(Coordinate annotation rows)

>> START

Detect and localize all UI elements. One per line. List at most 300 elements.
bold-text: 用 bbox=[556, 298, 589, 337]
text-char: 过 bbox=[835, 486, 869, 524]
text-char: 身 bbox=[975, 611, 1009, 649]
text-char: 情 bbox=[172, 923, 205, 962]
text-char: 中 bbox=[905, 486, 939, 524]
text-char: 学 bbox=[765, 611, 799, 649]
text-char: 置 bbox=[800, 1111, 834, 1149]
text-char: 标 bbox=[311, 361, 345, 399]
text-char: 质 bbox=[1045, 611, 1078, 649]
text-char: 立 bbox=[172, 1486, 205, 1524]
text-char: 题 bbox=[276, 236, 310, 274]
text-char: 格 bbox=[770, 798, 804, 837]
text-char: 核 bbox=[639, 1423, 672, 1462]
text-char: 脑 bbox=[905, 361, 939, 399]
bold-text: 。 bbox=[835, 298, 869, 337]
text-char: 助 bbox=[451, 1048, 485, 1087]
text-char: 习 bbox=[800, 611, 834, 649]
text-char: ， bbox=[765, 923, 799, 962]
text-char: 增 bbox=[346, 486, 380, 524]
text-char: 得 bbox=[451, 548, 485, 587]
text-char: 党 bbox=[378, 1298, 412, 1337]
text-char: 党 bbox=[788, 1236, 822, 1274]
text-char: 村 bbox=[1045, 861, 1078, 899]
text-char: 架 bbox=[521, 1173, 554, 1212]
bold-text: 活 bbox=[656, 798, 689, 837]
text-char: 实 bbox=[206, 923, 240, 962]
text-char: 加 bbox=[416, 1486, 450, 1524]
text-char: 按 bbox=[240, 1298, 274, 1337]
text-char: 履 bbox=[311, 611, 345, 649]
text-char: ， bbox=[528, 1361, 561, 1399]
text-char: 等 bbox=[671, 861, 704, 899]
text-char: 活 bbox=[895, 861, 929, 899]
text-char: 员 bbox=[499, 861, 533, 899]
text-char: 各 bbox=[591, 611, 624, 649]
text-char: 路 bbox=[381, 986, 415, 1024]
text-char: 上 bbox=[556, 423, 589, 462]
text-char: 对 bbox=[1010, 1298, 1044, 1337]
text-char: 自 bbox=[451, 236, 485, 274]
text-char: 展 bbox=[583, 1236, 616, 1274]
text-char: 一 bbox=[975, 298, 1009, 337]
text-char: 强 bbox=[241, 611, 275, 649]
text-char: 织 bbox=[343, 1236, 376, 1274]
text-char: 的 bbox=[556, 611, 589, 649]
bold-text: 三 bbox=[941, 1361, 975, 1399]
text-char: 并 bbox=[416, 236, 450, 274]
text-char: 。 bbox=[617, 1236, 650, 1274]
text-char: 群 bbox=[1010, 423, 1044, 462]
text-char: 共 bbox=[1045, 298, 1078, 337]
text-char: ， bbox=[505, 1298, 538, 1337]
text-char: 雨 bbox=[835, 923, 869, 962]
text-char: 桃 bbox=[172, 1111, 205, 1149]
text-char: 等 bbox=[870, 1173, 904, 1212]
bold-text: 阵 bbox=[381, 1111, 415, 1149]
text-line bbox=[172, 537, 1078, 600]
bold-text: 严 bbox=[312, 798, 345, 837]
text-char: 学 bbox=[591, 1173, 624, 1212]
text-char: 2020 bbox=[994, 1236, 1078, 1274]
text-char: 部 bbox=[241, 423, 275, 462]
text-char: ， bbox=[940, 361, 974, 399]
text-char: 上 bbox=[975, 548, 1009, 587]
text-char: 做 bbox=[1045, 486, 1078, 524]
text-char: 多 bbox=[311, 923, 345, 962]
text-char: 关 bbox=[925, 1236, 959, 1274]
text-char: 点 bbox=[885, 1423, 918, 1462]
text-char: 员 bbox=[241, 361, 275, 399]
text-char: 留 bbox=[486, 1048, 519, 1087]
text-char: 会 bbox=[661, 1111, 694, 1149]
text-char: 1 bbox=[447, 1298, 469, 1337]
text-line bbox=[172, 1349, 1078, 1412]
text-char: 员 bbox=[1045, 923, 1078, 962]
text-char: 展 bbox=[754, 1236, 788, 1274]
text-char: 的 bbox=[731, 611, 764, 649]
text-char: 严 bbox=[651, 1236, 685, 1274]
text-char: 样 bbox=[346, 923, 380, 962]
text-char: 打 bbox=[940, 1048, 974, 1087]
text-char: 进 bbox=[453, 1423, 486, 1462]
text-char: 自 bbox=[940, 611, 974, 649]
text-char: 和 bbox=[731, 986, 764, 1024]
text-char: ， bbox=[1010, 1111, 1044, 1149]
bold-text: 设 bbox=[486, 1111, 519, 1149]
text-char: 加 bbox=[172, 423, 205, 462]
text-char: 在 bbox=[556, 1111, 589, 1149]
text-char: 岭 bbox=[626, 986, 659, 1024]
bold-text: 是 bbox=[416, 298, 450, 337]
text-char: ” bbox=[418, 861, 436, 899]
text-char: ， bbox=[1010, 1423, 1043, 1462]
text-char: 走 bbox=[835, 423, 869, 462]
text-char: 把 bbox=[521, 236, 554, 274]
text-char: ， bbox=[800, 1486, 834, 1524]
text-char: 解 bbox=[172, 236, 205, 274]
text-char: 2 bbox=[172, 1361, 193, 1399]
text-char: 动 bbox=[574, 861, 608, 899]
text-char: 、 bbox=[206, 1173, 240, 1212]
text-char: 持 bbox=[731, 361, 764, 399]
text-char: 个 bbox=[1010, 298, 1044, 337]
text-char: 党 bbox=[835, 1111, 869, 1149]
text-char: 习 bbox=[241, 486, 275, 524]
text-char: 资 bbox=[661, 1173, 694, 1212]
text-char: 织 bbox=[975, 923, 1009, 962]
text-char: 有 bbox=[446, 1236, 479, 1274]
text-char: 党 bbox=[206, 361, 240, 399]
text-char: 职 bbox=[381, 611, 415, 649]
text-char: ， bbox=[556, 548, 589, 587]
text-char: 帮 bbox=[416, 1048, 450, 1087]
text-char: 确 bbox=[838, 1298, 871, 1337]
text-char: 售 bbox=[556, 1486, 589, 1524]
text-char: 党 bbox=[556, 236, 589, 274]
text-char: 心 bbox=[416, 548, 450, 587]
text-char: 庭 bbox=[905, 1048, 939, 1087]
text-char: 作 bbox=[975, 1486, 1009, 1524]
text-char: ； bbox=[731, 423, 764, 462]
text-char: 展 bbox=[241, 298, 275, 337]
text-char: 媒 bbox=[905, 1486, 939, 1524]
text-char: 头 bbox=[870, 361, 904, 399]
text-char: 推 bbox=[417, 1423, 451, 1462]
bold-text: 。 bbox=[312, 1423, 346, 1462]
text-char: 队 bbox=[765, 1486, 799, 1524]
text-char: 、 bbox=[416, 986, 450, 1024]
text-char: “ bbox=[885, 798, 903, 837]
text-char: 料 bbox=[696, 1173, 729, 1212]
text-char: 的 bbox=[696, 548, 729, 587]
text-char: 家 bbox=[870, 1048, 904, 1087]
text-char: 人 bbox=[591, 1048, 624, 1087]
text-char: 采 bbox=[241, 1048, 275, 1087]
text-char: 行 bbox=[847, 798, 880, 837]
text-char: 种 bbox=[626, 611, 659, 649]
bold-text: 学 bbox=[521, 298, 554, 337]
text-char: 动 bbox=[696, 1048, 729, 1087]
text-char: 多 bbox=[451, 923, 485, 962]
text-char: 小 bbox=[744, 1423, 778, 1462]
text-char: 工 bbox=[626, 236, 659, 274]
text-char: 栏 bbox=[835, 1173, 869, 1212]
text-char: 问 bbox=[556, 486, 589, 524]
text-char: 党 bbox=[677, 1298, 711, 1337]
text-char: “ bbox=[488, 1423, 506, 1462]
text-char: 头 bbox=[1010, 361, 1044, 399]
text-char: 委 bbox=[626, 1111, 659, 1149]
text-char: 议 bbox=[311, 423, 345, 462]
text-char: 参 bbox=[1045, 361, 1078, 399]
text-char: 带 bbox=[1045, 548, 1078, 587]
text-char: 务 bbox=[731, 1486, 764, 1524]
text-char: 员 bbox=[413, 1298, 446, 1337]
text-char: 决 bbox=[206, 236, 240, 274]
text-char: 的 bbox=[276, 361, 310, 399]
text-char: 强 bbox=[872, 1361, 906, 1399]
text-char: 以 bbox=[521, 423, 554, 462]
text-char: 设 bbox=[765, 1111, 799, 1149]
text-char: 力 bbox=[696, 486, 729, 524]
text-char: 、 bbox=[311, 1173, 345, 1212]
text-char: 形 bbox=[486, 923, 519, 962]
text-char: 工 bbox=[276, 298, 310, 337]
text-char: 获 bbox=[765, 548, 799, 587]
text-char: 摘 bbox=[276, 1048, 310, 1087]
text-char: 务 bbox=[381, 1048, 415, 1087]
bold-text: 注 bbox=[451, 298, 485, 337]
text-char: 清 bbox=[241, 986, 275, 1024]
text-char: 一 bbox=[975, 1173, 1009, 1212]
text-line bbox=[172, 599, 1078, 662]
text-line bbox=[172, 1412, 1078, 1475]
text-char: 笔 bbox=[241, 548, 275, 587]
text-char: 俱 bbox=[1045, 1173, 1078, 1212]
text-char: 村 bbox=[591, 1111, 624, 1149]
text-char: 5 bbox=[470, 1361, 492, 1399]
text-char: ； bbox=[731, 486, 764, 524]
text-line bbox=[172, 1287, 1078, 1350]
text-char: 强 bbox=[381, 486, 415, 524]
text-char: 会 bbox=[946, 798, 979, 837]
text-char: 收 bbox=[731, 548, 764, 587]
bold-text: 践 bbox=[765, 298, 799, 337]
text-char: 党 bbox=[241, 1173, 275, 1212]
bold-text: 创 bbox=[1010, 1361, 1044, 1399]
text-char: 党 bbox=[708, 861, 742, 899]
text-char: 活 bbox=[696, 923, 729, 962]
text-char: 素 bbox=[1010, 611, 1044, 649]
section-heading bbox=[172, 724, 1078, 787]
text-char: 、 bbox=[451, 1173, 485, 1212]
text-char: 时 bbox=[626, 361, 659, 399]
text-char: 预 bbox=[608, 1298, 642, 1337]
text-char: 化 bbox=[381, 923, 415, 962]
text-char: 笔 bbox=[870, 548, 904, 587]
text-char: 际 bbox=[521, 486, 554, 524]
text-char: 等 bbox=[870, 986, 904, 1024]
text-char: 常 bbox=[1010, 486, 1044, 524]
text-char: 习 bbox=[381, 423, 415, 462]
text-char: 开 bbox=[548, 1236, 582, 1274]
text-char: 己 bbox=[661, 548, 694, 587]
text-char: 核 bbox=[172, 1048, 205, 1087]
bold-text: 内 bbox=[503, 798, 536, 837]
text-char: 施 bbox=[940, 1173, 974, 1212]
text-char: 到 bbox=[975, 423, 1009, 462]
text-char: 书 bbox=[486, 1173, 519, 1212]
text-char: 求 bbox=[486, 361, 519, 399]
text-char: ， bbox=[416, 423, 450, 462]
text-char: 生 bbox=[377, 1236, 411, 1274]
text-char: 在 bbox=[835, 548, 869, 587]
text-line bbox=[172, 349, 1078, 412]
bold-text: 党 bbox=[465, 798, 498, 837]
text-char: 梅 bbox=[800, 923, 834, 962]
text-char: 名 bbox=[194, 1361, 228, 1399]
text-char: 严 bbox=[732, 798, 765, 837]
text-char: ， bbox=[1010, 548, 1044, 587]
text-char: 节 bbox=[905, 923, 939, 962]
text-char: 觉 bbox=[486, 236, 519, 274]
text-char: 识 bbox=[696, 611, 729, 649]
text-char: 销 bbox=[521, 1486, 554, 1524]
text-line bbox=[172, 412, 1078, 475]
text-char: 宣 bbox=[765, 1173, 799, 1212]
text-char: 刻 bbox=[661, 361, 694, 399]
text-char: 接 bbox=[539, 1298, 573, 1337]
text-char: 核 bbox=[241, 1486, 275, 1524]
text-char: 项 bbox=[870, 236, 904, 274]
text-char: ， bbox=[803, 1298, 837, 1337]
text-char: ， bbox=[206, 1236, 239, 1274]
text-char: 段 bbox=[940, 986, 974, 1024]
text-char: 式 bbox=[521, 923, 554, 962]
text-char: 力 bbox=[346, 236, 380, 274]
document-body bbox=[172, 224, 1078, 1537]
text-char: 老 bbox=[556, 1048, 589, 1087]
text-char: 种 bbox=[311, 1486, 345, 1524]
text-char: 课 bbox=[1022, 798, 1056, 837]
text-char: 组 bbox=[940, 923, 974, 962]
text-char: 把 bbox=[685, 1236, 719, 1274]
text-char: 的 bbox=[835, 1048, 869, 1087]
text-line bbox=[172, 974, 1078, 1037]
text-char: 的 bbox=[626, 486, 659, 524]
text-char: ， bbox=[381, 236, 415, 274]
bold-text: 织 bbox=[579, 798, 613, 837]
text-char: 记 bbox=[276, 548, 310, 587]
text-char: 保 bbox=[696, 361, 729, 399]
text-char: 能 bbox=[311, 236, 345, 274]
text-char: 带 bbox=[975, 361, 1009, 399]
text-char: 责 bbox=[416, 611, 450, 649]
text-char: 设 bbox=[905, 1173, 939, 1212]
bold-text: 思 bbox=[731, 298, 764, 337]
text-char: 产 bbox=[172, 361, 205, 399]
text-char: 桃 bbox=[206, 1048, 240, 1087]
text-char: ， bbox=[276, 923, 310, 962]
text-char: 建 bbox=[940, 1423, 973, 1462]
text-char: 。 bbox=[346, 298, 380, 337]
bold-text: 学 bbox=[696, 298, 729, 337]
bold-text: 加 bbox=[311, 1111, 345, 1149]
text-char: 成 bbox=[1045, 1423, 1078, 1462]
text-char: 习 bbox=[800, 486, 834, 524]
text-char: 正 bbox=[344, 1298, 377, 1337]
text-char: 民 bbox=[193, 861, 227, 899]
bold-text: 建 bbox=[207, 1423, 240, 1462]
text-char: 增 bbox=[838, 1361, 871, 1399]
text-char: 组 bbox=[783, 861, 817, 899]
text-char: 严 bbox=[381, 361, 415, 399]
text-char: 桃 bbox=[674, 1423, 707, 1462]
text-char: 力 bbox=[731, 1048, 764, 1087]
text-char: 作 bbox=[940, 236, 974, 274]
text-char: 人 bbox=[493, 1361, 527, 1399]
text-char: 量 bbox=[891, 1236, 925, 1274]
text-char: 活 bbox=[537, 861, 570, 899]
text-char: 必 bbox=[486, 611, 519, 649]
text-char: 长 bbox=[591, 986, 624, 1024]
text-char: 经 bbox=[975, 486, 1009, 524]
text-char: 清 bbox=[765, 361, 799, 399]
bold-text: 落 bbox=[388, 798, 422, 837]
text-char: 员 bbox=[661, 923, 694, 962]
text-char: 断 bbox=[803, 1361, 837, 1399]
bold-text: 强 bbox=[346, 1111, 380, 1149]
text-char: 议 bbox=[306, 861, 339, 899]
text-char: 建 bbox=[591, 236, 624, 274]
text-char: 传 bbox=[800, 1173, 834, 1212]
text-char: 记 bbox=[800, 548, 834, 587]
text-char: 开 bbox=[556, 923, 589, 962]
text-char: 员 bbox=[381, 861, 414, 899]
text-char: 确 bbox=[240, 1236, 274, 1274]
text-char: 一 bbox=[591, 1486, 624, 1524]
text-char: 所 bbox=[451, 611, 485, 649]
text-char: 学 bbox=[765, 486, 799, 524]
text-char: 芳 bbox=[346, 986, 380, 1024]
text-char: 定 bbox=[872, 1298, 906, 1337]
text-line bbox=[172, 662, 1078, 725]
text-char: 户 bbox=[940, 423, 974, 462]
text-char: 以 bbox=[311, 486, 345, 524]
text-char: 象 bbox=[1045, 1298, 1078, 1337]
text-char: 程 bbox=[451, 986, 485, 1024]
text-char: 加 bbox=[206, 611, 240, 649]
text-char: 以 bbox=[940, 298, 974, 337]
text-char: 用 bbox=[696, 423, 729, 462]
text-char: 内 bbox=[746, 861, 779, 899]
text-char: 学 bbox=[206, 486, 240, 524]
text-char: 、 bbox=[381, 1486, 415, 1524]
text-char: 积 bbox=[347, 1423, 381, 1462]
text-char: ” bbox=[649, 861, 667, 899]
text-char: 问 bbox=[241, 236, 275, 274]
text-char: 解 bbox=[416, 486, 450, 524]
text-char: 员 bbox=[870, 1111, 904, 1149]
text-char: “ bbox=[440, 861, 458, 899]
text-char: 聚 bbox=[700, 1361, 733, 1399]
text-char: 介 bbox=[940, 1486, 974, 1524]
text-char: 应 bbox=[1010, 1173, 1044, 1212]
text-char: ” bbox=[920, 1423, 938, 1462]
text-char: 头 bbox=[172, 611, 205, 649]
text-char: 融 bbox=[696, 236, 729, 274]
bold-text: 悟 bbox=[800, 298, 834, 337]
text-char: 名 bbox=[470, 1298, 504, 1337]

>> END

Rewrite every line from the start of the rows down to and including the line containing "text-char: 共 bbox=[1045, 298, 1078, 337]" as a numbered list, leaving out any blank lines.

1. Detect and localize all UI elements. One per line. List at most 300 elements.
2. bold-text: 用 bbox=[556, 298, 589, 337]
3. text-char: 过 bbox=[835, 486, 869, 524]
4. text-char: 身 bbox=[975, 611, 1009, 649]
5. text-char: 情 bbox=[172, 923, 205, 962]
6. text-char: 中 bbox=[905, 486, 939, 524]
7. text-char: 学 bbox=[765, 611, 799, 649]
8. text-char: 置 bbox=[800, 1111, 834, 1149]
9. text-char: 标 bbox=[311, 361, 345, 399]
10. text-char: 质 bbox=[1045, 611, 1078, 649]
11. text-char: 立 bbox=[172, 1486, 205, 1524]
12. text-char: 题 bbox=[276, 236, 310, 274]
13. text-char: 格 bbox=[770, 798, 804, 837]
14. text-char: 核 bbox=[639, 1423, 672, 1462]
15. text-char: 脑 bbox=[905, 361, 939, 399]
16. bold-text: 。 bbox=[835, 298, 869, 337]
17. text-char: 助 bbox=[451, 1048, 485, 1087]
18. text-char: 习 bbox=[800, 611, 834, 649]
19. text-char: ， bbox=[765, 923, 799, 962]
20. text-char: 增 bbox=[346, 486, 380, 524]
21. text-char: 得 bbox=[451, 548, 485, 587]
22. text-char: 党 bbox=[378, 1298, 412, 1337]
23. text-char: 党 bbox=[788, 1236, 822, 1274]
24. text-char: 村 bbox=[1045, 861, 1078, 899]
25. text-char: 架 bbox=[521, 1173, 554, 1212]
26. bold-text: 活 bbox=[656, 798, 689, 837]
27. text-char: 实 bbox=[206, 923, 240, 962]
28. text-char: 加 bbox=[416, 1486, 450, 1524]
29. text-char: 按 bbox=[240, 1298, 274, 1337]
30. text-char: 履 bbox=[311, 611, 345, 649]
31. text-char: ， bbox=[528, 1361, 561, 1399]
32. text-char: 等 bbox=[671, 861, 704, 899]
33. text-char: 活 bbox=[895, 861, 929, 899]
34. text-char: 员 bbox=[499, 861, 533, 899]
35. text-char: 各 bbox=[591, 611, 624, 649]
36. text-char: 路 bbox=[381, 986, 415, 1024]
37. text-char: 上 bbox=[556, 423, 589, 462]
38. text-char: 对 bbox=[1010, 1298, 1044, 1337]
39. text-char: 自 bbox=[451, 236, 485, 274]
40. text-char: 展 bbox=[583, 1236, 616, 1274]
41. text-char: 一 bbox=[975, 298, 1009, 337]
42. text-char: 强 bbox=[241, 611, 275, 649]
43. text-char: 织 bbox=[343, 1236, 376, 1274]
44. text-char: 的 bbox=[556, 611, 589, 649]
45. bold-text: 三 bbox=[941, 1361, 975, 1399]
46. text-char: 并 bbox=[416, 236, 450, 274]
47. text-char: 。 bbox=[617, 1236, 650, 1274]
48. text-char: 群 bbox=[1010, 423, 1044, 462]
49. text-char: 共 bbox=[1045, 298, 1078, 337]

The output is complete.